TO DO →
Provide only the number of lines in the records below that include "values".
━━━━━━━━━━━━━━━━
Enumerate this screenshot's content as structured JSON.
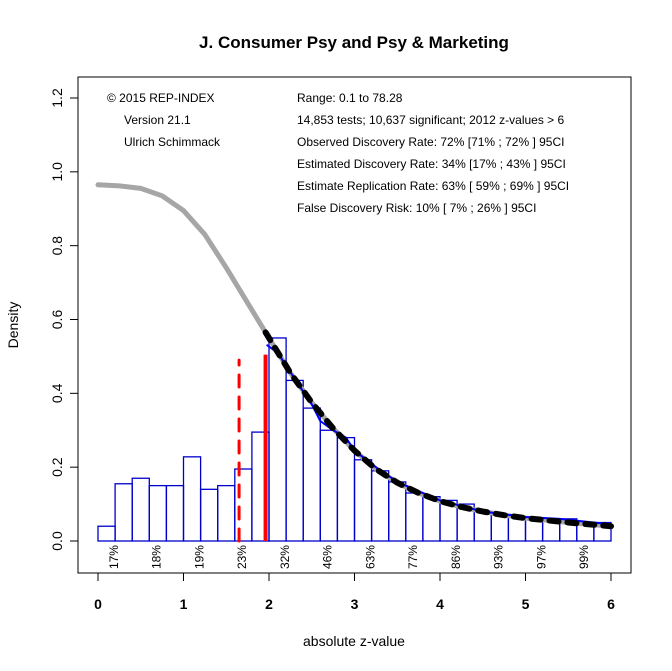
{
  "chart_data": {
    "type": "bar",
    "title": "J. Consumer Psy and Psy & Marketing",
    "xlabel": "absolute z-value",
    "ylabel": "Density",
    "xlim": [
      0,
      6
    ],
    "ylim": [
      0,
      1.2
    ],
    "x_ticks": [
      "0",
      "1",
      "2",
      "3",
      "4",
      "5",
      "6"
    ],
    "y_ticks": [
      "0.0",
      "0.2",
      "0.4",
      "0.6",
      "0.8",
      "1.0",
      "1.2"
    ],
    "grid": false,
    "histogram": {
      "bin_width": 0.2,
      "bin_starts": [
        0.0,
        0.2,
        0.4,
        0.6,
        0.8,
        1.0,
        1.2,
        1.4,
        1.6,
        1.8,
        2.0,
        2.2,
        2.4,
        2.6,
        2.8,
        3.0,
        3.2,
        3.4,
        3.6,
        3.8,
        4.0,
        4.2,
        4.4,
        4.6,
        4.8,
        5.0,
        5.2,
        5.4,
        5.6,
        5.8
      ],
      "values": [
        0.04,
        0.155,
        0.17,
        0.15,
        0.15,
        0.228,
        0.14,
        0.15,
        0.195,
        0.295,
        0.55,
        0.435,
        0.36,
        0.3,
        0.28,
        0.22,
        0.19,
        0.16,
        0.13,
        0.12,
        0.11,
        0.1,
        0.08,
        0.07,
        0.065,
        0.06,
        0.06,
        0.06,
        0.05,
        0.05
      ],
      "color": "#0000cd"
    },
    "series": [
      {
        "name": "model density (full range)",
        "style": "solid-gray-thick",
        "color": "#a6a6a6",
        "x": [
          0.0,
          0.25,
          0.5,
          0.75,
          1.0,
          1.25,
          1.5,
          1.75,
          2.0,
          2.25,
          2.5,
          2.75,
          3.0,
          3.25,
          3.5,
          3.75,
          4.0,
          4.25,
          4.5,
          4.75,
          5.0,
          5.25,
          5.5,
          5.75,
          6.0
        ],
        "y": [
          0.965,
          0.962,
          0.955,
          0.935,
          0.895,
          0.83,
          0.74,
          0.645,
          0.55,
          0.455,
          0.375,
          0.305,
          0.245,
          0.195,
          0.158,
          0.13,
          0.108,
          0.092,
          0.08,
          0.07,
          0.062,
          0.056,
          0.05,
          0.045,
          0.04
        ]
      },
      {
        "name": "fitted density (significant range)",
        "style": "dashed-black-thick",
        "color": "#000000",
        "x": [
          1.96,
          2.25,
          2.5,
          2.75,
          3.0,
          3.25,
          3.5,
          3.75,
          4.0,
          4.25,
          4.5,
          4.75,
          5.0,
          5.25,
          5.5,
          5.75,
          6.0
        ],
        "y": [
          0.565,
          0.455,
          0.375,
          0.305,
          0.245,
          0.195,
          0.158,
          0.13,
          0.108,
          0.092,
          0.08,
          0.07,
          0.062,
          0.056,
          0.05,
          0.045,
          0.04
        ]
      },
      {
        "name": "kernel density of observed z",
        "style": "solid-blue",
        "color": "#0000ff",
        "x": [
          1.98,
          2.1,
          2.3,
          2.5,
          2.6,
          2.75,
          2.9,
          3.0,
          3.25,
          3.5,
          4.0,
          4.5,
          5.0,
          5.4,
          5.6,
          5.8,
          6.0
        ],
        "y": [
          0.53,
          0.51,
          0.44,
          0.37,
          0.325,
          0.3,
          0.28,
          0.245,
          0.2,
          0.16,
          0.11,
          0.08,
          0.065,
          0.06,
          0.055,
          0.05,
          0.045
        ]
      }
    ],
    "vertical_lines": [
      {
        "name": "significance criterion",
        "x": 1.96,
        "y_top": 0.505,
        "style": "solid",
        "color": "#ff0000"
      },
      {
        "name": "selection threshold",
        "x": 1.65,
        "y_top": 0.49,
        "style": "dashed",
        "color": "#ff0000"
      }
    ],
    "power_labels": {
      "x": [
        0.15,
        0.65,
        1.15,
        1.65,
        2.15,
        2.65,
        3.15,
        3.65,
        4.15,
        4.65,
        5.15,
        5.65
      ],
      "labels": [
        "17%",
        "18%",
        "19%",
        "23%",
        "32%",
        "46%",
        "63%",
        "77%",
        "86%",
        "93%",
        "97%",
        "99%"
      ]
    },
    "annotations_left": [
      "© 2015 REP-INDEX",
      "Version 21.1",
      "Ulrich Schimmack"
    ],
    "annotations_right": [
      "Range: 0.1 to 78.28",
      "14,853 tests; 10,637 significant; 2012 z-values > 6",
      "Observed Discovery Rate: 72% [71% ; 72% ] 95CI",
      "Estimated Discovery Rate: 34% [17% ; 43% ] 95CI",
      "Estimate Replication Rate: 63% [ 59% ; 69% ] 95CI",
      "False Discovery Risk: 10% [ 7% ; 26% ] 95CI"
    ]
  }
}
━━━━━━━━━━━━━━━━
TASK OUTPUT →
2